- **Challenges**:
• A. Retype the part of the devotional on obedience starting at "22Having purified your" and ending at "those around us.".
• B. Summarize the devotional on obedience in two sentences.

- **Excerpted text**:
* Begin *

Presence Weekly 11/3/2024, "The Paradox of Obedience, Part 2"

This call to the practice of obedience is a call to be different. As Christians, our obedience on Wednesday will be reflected in the difference with which we speak about the election winners and losers.

First Things: We are certainly aware that the election is tomorrow.  Yet, Scripture is clear that the word of the Lord stands forever. In keeping with that truth, today’s devotional will continue to move through the lessons of faithful presence from 1 Peter. Tomorrow morning, we will have a special piece on the election.

The DEVO - "The Practice of Obedience "

13Therefore, preparing your minds for action, and being sober-minded, set your hope fully on the grace that will be brought to you at the revelation of Jesus Christ. 14As obedient children, do not be conformed to the passions of your former ignorance, 15but as he who called you is holy, you also be holy in all your conduct, 16since it is written, “You shall be holy, for I am holy.” 17And if you call on him as Father who judges impartially according to each one’s deeds, conduct yourselves with fear throughout the time of your exile, 18knowing that you were ransomed from the futile ways inherited from your forefathers, not with perishable things such as silver or gold, 19but with the precious blood of Christ, like that of a lamb without blemish or spot. 20He was foreknown before the foundation of the world but was made manifest in the last times for the sake of you 21who through him are believers in God, who raised him from the dead and gave him glory, so that your faith and hope are in God.

22Having purified your souls by your obedience to the truth for a sincere brotherly love, love one another earnestly from a pure heart, 23since you have been born again, not of perishable seed but of imperishable, through the living and abiding word of God; 24for

“All flesh is like grass 
and all its glory like the flower of grass. 
The grass withers, and the flower falls,
25but the word of the Lord remains forever.”

And this word is the good news that was preached to you. 1 Peter 1:13-25 

As we move through Peter's letter, we are slowly making our way from foundational elements like identity and hope towards those aspects that tend to be more visible to those around us.

Peter writes in verses 14-16, 14As obedient children, do not be conformed to the passions of your former ignorance, 15 but as he who called you is holy, you also BE HOLY in all your conduct, 16 since it is written, “You shall be holy, for I am holy. 

Peter knows that the elect exiles of Asia Minor are beginning to feel the weight and tension of their cultural differences with those around them. But it’s not just their Jewish ancestry, or their recent conversion to Christianity that signals their difference among their neighbors - it is their beliefs and practices. Christianity produces differences that come from obedience to Christ, and ultimately to God. We are not supposed to conform to the culture around us, or the random pursuits of the joy of the moment, or, as Peter references, the passions of our former ignorance. I love the way Peter calls our disobedience the passions of our former ignorance. As His children, God wants us to know the better way.

* End *

- **Supplied information**:
* Begin *

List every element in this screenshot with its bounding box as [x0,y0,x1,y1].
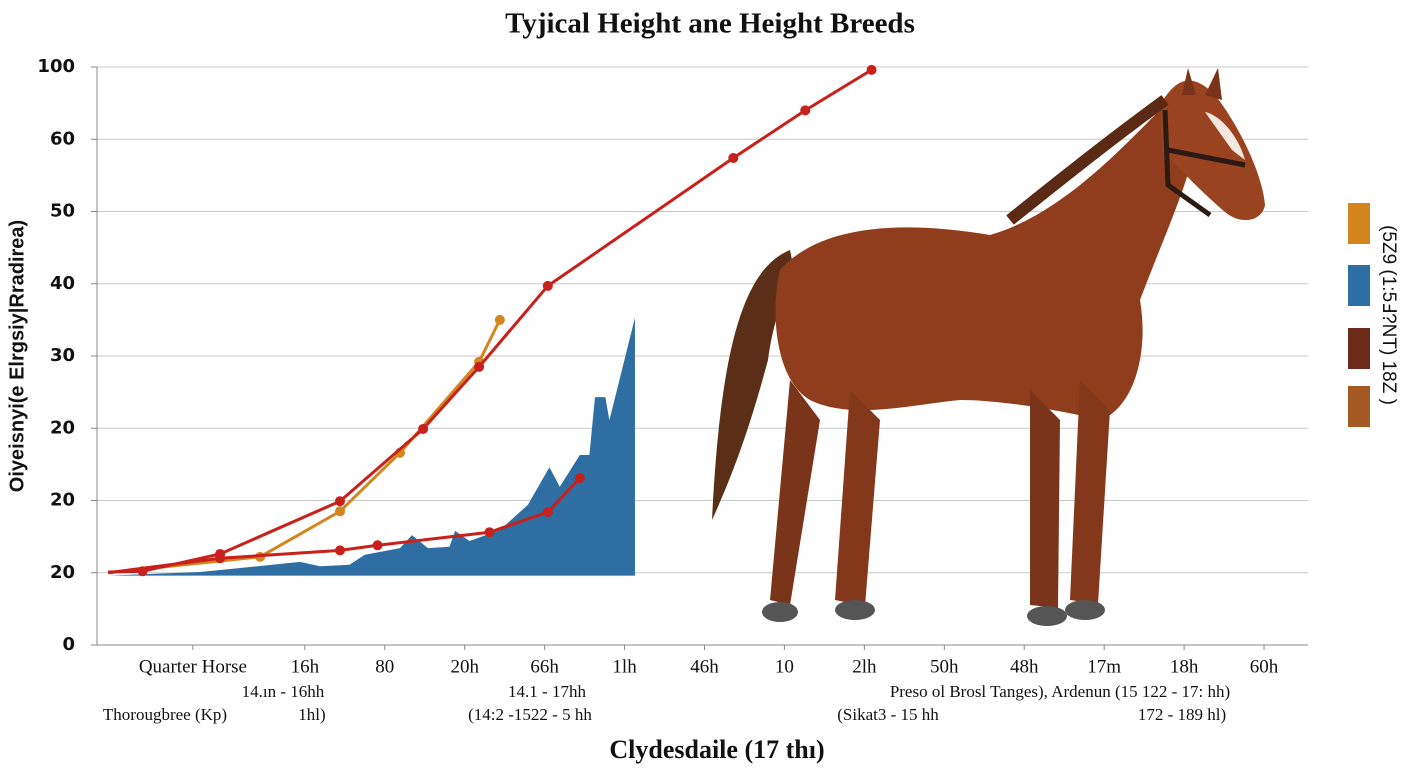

* End *

- **Written responses**:
• A.
22Having purified your souls by your obedience to the truth for a sincere brotherly love, love one another earnestly from a pure heart, 23since you have been born again, not of perishable seed but of imperishable, through the living and abiding word of God; 24for

“All flesh is like grass 
and all its glory like the flower of grass. 
The grass withers, and the flower falls,
25but the word of the Lord remains forever.”

And this word is the good news that was preached to you. 1 Peter 1:13-25 

As we move through Peter's letter, we are slowly making our way from foundational elements like identity and hope towards those aspects that tend to be more visible to those around us.

• B. Continuing through 1 Peter the day before the election, the devotional presents obedience as a call to be different, which for Christians will show in how they speak about the election winners and losers. Drawing on 1 Peter 1:13-25, it notes that Peter's readers felt the weight of their cultural differences from their neighbors, and it teaches that Christians are not to conform to the culture around them or to the passions of their former ignorance but are to be holy as God is holy.